TASK DIRECTIONS
Track down every line below that holds "color" and copy it.

** Start INFORMATION PROVIDED **

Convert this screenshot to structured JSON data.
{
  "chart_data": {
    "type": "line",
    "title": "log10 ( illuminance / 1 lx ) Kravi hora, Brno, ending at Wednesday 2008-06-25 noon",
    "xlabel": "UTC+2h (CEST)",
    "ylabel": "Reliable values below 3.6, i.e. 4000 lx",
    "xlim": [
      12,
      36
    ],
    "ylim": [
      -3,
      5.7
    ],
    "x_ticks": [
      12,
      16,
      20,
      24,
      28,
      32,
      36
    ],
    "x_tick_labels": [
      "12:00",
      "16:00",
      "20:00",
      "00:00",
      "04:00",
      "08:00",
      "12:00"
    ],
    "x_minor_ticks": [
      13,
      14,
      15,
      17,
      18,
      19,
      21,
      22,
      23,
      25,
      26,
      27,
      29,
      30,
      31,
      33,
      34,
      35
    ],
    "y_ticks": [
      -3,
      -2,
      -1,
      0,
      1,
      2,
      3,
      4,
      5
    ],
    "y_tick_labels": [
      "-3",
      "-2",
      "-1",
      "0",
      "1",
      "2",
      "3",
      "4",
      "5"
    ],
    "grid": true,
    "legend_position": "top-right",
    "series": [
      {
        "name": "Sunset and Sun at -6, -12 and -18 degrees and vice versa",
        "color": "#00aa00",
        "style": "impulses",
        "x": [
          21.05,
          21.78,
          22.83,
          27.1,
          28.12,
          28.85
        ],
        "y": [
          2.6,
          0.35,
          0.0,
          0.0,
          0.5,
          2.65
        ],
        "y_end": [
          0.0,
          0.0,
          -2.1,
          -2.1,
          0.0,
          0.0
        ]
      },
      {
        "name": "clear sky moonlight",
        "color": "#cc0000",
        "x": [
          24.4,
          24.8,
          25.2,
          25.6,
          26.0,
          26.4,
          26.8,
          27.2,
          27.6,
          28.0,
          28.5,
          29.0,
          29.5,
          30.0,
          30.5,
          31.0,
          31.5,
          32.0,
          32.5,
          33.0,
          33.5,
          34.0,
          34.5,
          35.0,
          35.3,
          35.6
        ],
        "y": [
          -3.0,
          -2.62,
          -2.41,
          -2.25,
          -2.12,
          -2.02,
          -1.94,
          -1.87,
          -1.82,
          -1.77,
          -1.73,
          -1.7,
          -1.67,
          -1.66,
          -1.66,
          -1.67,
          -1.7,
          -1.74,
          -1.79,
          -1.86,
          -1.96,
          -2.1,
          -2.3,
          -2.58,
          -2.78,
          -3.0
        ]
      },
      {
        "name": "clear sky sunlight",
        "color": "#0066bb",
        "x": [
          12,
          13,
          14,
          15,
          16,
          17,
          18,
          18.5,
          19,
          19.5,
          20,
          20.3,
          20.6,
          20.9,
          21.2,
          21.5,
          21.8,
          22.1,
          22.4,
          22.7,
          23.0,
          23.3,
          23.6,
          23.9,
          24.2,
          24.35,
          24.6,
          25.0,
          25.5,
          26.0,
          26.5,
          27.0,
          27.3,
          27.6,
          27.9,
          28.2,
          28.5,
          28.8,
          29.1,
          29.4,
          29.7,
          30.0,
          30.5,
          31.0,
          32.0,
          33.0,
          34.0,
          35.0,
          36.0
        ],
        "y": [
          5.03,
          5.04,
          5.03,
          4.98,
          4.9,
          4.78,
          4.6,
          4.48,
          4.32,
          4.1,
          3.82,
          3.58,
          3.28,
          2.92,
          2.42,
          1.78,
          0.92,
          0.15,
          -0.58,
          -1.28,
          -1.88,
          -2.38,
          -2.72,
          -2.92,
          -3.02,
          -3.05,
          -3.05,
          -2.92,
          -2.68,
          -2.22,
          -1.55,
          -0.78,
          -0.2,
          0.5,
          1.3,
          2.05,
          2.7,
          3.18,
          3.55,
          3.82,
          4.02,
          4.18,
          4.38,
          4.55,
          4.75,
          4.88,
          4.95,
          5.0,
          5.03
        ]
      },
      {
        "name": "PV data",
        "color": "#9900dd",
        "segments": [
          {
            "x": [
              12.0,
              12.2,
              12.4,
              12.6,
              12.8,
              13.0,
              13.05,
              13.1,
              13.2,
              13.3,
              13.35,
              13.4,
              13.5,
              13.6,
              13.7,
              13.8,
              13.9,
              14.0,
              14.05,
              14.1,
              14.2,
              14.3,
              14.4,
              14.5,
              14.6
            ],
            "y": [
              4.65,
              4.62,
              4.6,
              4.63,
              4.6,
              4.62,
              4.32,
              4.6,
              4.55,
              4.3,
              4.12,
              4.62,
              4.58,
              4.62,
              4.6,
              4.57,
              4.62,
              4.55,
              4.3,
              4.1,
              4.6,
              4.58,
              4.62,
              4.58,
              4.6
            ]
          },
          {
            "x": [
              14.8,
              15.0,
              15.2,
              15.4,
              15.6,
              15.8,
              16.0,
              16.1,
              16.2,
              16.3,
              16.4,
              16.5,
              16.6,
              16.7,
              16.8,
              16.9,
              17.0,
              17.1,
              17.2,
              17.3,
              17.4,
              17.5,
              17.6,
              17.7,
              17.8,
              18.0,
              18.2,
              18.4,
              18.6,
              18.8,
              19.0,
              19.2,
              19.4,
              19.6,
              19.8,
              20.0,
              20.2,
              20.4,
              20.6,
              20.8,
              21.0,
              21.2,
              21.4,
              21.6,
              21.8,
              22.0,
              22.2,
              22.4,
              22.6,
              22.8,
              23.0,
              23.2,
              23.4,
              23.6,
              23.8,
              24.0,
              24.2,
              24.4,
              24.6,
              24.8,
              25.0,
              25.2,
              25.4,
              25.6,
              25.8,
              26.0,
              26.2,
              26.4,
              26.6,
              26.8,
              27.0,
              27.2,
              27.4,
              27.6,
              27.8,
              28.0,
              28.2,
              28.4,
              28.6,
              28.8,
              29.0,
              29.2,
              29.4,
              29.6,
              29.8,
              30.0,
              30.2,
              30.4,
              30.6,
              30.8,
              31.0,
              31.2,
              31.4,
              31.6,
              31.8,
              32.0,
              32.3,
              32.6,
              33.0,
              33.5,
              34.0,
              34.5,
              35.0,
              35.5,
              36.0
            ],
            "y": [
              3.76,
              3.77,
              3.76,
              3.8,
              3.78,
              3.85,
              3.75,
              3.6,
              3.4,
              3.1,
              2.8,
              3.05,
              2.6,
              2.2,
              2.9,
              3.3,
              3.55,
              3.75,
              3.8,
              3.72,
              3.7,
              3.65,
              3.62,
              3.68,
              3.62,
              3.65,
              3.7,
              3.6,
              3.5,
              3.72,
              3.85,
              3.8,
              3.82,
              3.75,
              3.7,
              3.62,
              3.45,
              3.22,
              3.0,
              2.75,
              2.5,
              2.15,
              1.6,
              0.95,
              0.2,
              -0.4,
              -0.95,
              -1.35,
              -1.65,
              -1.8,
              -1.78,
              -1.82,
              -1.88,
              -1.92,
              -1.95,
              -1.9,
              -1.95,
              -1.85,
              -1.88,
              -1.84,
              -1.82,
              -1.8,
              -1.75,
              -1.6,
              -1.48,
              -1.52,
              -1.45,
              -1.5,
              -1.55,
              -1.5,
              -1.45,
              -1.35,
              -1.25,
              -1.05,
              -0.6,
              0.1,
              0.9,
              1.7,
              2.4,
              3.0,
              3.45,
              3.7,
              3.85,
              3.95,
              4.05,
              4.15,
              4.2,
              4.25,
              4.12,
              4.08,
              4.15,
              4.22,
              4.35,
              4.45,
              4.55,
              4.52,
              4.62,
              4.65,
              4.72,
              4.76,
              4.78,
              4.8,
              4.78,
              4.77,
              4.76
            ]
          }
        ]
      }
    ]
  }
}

** End INFORMATION PROVIDED **

RESULT OF THE TASK
        "color": "#00aa00",
        "color": "#cc0000",
        "color": "#0066bb",
        "color": "#9900dd",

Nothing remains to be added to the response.